WRITTEN EXERCISE:
Write out the listing exactly as it is given.

TASK INPUT:

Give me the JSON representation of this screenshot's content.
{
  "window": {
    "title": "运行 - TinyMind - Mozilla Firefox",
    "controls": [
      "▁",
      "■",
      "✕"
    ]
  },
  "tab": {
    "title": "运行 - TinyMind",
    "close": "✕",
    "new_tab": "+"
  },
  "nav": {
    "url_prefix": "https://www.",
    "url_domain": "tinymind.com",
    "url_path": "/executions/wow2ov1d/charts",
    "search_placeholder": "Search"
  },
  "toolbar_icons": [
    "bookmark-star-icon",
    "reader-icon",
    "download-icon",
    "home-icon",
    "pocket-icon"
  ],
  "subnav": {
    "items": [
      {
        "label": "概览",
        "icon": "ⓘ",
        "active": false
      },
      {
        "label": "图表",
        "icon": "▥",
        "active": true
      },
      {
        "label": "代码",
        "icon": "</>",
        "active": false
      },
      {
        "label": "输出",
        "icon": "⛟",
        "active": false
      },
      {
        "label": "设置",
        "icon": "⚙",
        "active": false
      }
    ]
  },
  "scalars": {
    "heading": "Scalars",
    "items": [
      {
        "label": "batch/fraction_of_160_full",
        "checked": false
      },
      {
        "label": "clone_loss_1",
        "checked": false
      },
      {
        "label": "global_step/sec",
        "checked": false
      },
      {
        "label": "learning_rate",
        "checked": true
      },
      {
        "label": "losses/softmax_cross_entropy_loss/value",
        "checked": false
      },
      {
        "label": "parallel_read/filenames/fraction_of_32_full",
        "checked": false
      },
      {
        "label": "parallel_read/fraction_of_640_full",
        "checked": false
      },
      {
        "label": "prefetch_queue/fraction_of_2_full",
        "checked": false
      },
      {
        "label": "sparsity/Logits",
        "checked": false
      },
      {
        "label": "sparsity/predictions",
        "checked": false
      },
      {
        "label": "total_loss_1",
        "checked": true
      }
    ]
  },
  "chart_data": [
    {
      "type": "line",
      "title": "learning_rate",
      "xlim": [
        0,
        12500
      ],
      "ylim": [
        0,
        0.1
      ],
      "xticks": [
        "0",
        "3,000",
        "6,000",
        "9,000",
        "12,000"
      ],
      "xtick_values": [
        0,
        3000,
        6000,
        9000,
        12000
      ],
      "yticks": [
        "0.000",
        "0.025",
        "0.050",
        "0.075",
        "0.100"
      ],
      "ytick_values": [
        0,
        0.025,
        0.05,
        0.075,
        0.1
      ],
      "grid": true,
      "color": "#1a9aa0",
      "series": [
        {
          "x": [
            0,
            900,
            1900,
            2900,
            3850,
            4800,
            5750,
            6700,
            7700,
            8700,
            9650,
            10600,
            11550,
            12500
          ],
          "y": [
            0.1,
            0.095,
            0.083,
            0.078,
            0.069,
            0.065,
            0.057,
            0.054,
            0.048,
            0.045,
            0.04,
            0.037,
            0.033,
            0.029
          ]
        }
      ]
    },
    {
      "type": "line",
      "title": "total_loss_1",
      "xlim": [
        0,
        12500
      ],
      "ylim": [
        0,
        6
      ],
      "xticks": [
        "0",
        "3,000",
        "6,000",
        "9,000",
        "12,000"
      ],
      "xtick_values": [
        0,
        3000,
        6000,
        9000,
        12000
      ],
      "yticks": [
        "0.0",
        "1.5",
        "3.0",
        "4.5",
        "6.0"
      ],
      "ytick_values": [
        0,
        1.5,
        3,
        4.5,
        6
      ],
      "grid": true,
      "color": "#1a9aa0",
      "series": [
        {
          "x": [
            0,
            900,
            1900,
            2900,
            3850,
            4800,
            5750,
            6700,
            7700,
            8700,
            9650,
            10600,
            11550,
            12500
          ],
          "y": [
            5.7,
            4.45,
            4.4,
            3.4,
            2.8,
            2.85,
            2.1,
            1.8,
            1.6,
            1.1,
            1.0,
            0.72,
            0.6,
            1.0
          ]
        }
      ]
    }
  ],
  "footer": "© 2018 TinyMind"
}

WRITTEN SOLUTION:
Give me the JSON representation of this screenshot's content.
{
  "window": {
    "title": "运行 - TinyMind - Mozilla Firefox",
    "controls": [
      "▁",
      "■",
      "✕"
    ]
  },
  "tab": {
    "title": "运行 - TinyMind",
    "close": "✕",
    "new_tab": "+"
  },
  "nav": {
    "url_prefix": "https://www.",
    "url_domain": "tinymind.com",
    "url_path": "/executions/wow2ov1d/charts",
    "search_placeholder": "Search"
  },
  "toolbar_icons": [
    "bookmark-star-icon",
    "reader-icon",
    "download-icon",
    "home-icon",
    "pocket-icon"
  ],
  "subnav": {
    "items": [
      {
        "label": "概览",
        "icon": "ⓘ",
        "active": false
      },
      {
        "label": "图表",
        "icon": "▥",
        "active": true
      },
      {
        "label": "代码",
        "icon": "</>",
        "active": false
      },
      {
        "label": "输出",
        "icon": "⛟",
        "active": false
      },
      {
        "label": "设置",
        "icon": "⚙",
        "active": false
      }
    ]
  },
  "scalars": {
    "heading": "Scalars",
    "items": [
      {
        "label": "batch/fraction_of_160_full",
        "checked": false
      },
      {
        "label": "clone_loss_1",
        "checked": false
      },
      {
        "label": "global_step/sec",
        "checked": false
      },
      {
        "label": "learning_rate",
        "checked": true
      },
      {
        "label": "losses/softmax_cross_entropy_loss/value",
        "checked": false
      },
      {
        "label": "parallel_read/filenames/fraction_of_32_full",
        "checked": false
      },
      {
        "label": "parallel_read/fraction_of_640_full",
        "checked": false
      },
      {
        "label": "prefetch_queue/fraction_of_2_full",
        "checked": false
      },
      {
        "label": "sparsity/Logits",
        "checked": false
      },
      {
        "label": "sparsity/predictions",
        "checked": false
      },
      {
        "label": "total_loss_1",
        "checked": true
      }
    ]
  },
  "chart_data": [
    {
      "type": "line",
      "title": "learning_rate",
      "xlim": [
        0,
        12500
      ],
      "ylim": [
        0,
        0.1
      ],
      "xticks": [
        "0",
        "3,000",
        "6,000",
        "9,000",
        "12,000"
      ],
      "xtick_values": [
        0,
        3000,
        6000,
        9000,
        12000
      ],
      "yticks": [
        "0.000",
        "0.025",
        "0.050",
        "0.075",
        "0.100"
      ],
      "ytick_values": [
        0,
        0.025,
        0.05,
        0.075,
        0.1
      ],
      "grid": true,
      "color": "#1a9aa0",
      "series": [
        {
          "x": [
            0,
            900,
            1900,
            2900,
            3850,
            4800,
            5750,
            6700,
            7700,
            8700,
            9650,
            10600,
            11550,
            12500
          ],
          "y": [
            0.1,
            0.095,
            0.083,
            0.078,
            0.069,
            0.065,
            0.057,
            0.054,
            0.048,
            0.045,
            0.04,
            0.037,
            0.033,
            0.029
          ]
        }
      ]
    },
    {
      "type": "line",
      "title": "total_loss_1",
      "xlim": [
        0,
        12500
      ],
      "ylim": [
        0,
        6
      ],
      "xticks": [
        "0",
        "3,000",
        "6,000",
        "9,000",
        "12,000"
      ],
      "xtick_values": [
        0,
        3000,
        6000,
        9000,
        12000
      ],
      "yticks": [
        "0.0",
        "1.5",
        "3.0",
        "4.5",
        "6.0"
      ],
      "ytick_values": [
        0,
        1.5,
        3,
        4.5,
        6
      ],
      "grid": true,
      "color": "#1a9aa0",
      "series": [
        {
          "x": [
            0,
            900,
            1900,
            2900,
            3850,
            4800,
            5750,
            6700,
            7700,
            8700,
            9650,
            10600,
            11550,
            12500
          ],
          "y": [
            5.7,
            4.45,
            4.4,
            3.4,
            2.8,
            2.85,
            2.1,
            1.8,
            1.6,
            1.1,
            1.0,
            0.72,
            0.6,
            1.0
          ]
        }
      ]
    }
  ],
  "footer": "© 2018 TinyMind"
}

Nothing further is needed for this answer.